[START MATERIAL SHOWN]

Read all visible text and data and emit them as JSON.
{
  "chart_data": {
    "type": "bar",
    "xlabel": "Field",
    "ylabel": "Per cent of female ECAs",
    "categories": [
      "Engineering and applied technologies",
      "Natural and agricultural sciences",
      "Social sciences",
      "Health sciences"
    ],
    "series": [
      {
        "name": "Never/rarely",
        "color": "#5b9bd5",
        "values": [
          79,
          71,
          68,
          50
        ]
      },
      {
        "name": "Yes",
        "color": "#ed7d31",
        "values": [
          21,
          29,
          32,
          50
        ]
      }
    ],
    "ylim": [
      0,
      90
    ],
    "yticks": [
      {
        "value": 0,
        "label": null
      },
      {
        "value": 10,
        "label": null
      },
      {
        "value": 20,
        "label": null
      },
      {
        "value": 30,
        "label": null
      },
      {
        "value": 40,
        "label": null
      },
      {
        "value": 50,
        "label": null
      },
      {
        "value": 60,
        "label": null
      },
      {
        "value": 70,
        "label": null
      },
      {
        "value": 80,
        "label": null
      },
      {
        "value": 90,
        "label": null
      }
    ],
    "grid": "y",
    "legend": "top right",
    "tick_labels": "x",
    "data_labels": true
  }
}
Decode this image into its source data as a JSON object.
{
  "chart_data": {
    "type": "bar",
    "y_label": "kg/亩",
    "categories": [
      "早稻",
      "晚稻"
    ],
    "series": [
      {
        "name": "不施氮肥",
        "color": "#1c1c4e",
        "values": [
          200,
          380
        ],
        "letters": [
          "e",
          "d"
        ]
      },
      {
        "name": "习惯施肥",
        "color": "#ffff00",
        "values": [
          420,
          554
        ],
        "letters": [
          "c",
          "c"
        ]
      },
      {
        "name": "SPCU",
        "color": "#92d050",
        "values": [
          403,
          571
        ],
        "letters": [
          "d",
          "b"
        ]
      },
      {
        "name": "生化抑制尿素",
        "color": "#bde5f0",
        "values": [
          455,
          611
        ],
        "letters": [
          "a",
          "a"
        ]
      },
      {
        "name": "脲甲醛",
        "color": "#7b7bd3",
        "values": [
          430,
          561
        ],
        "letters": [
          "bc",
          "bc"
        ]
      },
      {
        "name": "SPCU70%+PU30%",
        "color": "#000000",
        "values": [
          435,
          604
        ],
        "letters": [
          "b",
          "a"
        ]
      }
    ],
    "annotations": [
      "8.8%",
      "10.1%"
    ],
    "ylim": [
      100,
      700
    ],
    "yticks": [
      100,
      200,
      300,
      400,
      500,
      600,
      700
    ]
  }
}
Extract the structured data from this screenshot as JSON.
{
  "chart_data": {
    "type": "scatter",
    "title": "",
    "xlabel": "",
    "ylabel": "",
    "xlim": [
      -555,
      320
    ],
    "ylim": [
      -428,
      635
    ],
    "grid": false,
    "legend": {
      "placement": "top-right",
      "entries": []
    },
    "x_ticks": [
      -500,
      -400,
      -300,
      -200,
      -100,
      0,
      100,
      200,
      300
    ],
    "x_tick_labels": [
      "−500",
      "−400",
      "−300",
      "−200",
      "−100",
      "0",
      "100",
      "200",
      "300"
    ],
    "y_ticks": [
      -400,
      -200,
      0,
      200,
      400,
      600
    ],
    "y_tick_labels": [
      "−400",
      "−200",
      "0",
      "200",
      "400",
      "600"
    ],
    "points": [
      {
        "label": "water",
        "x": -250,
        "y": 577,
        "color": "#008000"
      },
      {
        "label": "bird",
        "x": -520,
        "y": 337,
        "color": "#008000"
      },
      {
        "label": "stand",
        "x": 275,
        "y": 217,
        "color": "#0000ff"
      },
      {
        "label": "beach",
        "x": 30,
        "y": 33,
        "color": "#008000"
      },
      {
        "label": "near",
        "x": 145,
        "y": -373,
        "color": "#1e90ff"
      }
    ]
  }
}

[END MATERIAL SHOWN]

Go through the listing and copy all of it exactly.

Read all visible text and data and emit them as JSON.
{
  "chart_data": {
    "type": "bar",
    "xlabel": "Field",
    "ylabel": "Per cent of female ECAs",
    "categories": [
      "Engineering and applied technologies",
      "Natural and agricultural sciences",
      "Social sciences",
      "Health sciences"
    ],
    "series": [
      {
        "name": "Never/rarely",
        "color": "#5b9bd5",
        "values": [
          79,
          71,
          68,
          50
        ]
      },
      {
        "name": "Yes",
        "color": "#ed7d31",
        "values": [
          21,
          29,
          32,
          50
        ]
      }
    ],
    "ylim": [
      0,
      90
    ],
    "yticks": [
      {
        "value": 0,
        "label": null
      },
      {
        "value": 10,
        "label": null
      },
      {
        "value": 20,
        "label": null
      },
      {
        "value": 30,
        "label": null
      },
      {
        "value": 40,
        "label": null
      },
      {
        "value": 50,
        "label": null
      },
      {
        "value": 60,
        "label": null
      },
      {
        "value": 70,
        "label": null
      },
      {
        "value": 80,
        "label": null
      },
      {
        "value": 90,
        "label": null
      }
    ],
    "grid": "y",
    "legend": "top right",
    "tick_labels": "x",
    "data_labels": true
  }
}
Decode this image into its source data as a JSON object.
{
  "chart_data": {
    "type": "bar",
    "y_label": "kg/亩",
    "categories": [
      "早稻",
      "晚稻"
    ],
    "series": [
      {
        "name": "不施氮肥",
        "color": "#1c1c4e",
        "values": [
          200,
          380
        ],
        "letters": [
          "e",
          "d"
        ]
      },
      {
        "name": "习惯施肥",
        "color": "#ffff00",
        "values": [
          420,
          554
        ],
        "letters": [
          "c",
          "c"
        ]
      },
      {
        "name": "SPCU",
        "color": "#92d050",
        "values": [
          403,
          571
        ],
        "letters": [
          "d",
          "b"
        ]
      },
      {
        "name": "生化抑制尿素",
        "color": "#bde5f0",
        "values": [
          455,
          611
        ],
        "letters": [
          "a",
          "a"
        ]
      },
      {
        "name": "脲甲醛",
        "color": "#7b7bd3",
        "values": [
          430,
          561
        ],
        "letters": [
          "bc",
          "bc"
        ]
      },
      {
        "name": "SPCU70%+PU30%",
        "color": "#000000",
        "values": [
          435,
          604
        ],
        "letters": [
          "b",
          "a"
        ]
      }
    ],
    "annotations": [
      "8.8%",
      "10.1%"
    ],
    "ylim": [
      100,
      700
    ],
    "yticks": [
      100,
      200,
      300,
      400,
      500,
      600,
      700
    ]
  }
}
Extract the structured data from this screenshot as JSON.
{
  "chart_data": {
    "type": "scatter",
    "title": "",
    "xlabel": "",
    "ylabel": "",
    "xlim": [
      -555,
      320
    ],
    "ylim": [
      -428,
      635
    ],
    "grid": false,
    "legend": {
      "placement": "top-right",
      "entries": []
    },
    "x_ticks": [
      -500,
      -400,
      -300,
      -200,
      -100,
      0,
      100,
      200,
      300
    ],
    "x_tick_labels": [
      "−500",
      "−400",
      "−300",
      "−200",
      "−100",
      "0",
      "100",
      "200",
      "300"
    ],
    "y_ticks": [
      -400,
      -200,
      0,
      200,
      400,
      600
    ],
    "y_tick_labels": [
      "−400",
      "−200",
      "0",
      "200",
      "400",
      "600"
    ],
    "points": [
      {
        "label": "water",
        "x": -250,
        "y": 577,
        "color": "#008000"
      },
      {
        "label": "bird",
        "x": -520,
        "y": 337,
        "color": "#008000"
      },
      {
        "label": "stand",
        "x": 275,
        "y": 217,
        "color": "#0000ff"
      },
      {
        "label": "beach",
        "x": 30,
        "y": 33,
        "color": "#008000"
      },
      {
        "label": "near",
        "x": 145,
        "y": -373,
        "color": "#1e90ff"
      }
    ]
  }
}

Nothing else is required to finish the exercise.